*Exercise instructions:* "this" appears in how many lines of the entries? State only the number.

┌──

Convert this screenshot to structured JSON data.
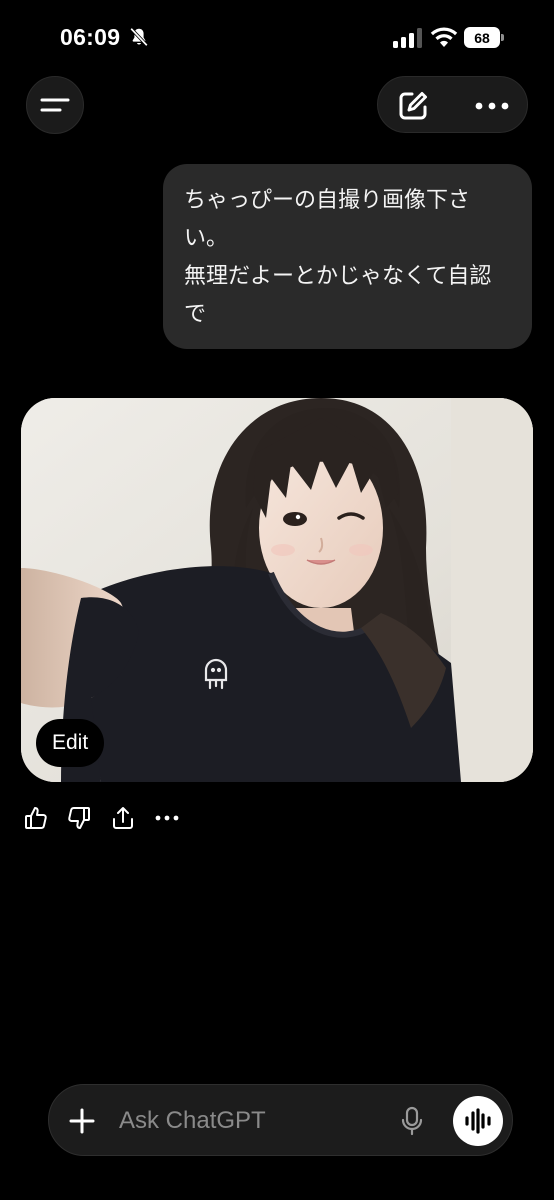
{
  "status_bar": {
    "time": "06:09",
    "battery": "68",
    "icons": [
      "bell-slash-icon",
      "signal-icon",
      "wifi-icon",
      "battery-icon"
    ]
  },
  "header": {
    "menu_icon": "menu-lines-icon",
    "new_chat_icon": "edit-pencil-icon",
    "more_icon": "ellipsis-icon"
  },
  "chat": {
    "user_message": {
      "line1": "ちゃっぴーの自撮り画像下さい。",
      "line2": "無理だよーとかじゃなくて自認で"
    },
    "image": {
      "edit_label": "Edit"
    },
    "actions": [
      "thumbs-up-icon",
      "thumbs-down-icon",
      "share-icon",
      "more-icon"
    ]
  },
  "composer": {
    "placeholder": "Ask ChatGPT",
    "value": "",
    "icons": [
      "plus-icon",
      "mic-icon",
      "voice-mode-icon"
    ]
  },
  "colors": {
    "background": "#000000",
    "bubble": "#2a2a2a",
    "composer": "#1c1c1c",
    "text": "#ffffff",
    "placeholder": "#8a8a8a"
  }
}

└──
┌──

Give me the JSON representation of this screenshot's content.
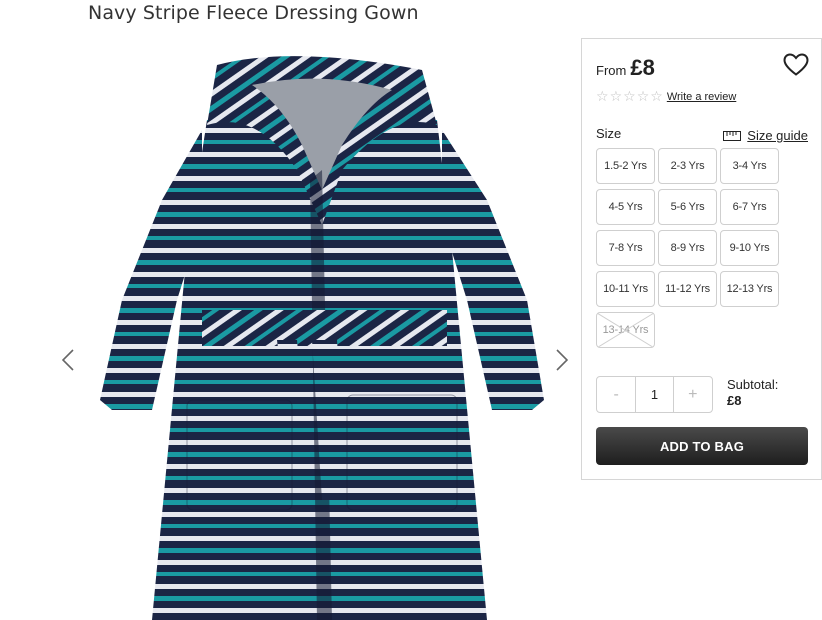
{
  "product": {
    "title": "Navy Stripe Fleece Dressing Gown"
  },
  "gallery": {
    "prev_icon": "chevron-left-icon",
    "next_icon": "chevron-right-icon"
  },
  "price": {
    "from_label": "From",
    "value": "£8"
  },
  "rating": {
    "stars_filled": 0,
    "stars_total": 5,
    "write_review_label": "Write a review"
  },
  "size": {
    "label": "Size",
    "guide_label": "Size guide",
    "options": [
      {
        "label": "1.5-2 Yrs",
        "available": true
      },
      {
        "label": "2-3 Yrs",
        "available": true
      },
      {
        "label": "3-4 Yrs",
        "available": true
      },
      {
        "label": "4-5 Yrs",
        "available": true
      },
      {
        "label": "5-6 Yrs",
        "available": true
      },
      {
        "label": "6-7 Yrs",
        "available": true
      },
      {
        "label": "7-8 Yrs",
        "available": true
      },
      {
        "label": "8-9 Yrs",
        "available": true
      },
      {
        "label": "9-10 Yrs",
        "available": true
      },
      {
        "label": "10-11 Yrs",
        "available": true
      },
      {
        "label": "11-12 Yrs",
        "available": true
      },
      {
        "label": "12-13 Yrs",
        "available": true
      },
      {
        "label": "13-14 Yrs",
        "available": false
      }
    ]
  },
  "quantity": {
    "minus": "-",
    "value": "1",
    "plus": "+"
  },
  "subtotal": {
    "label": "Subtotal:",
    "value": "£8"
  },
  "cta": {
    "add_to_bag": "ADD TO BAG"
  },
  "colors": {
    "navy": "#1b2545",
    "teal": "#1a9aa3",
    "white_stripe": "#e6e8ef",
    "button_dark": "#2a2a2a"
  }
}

└──

*Written response:* 2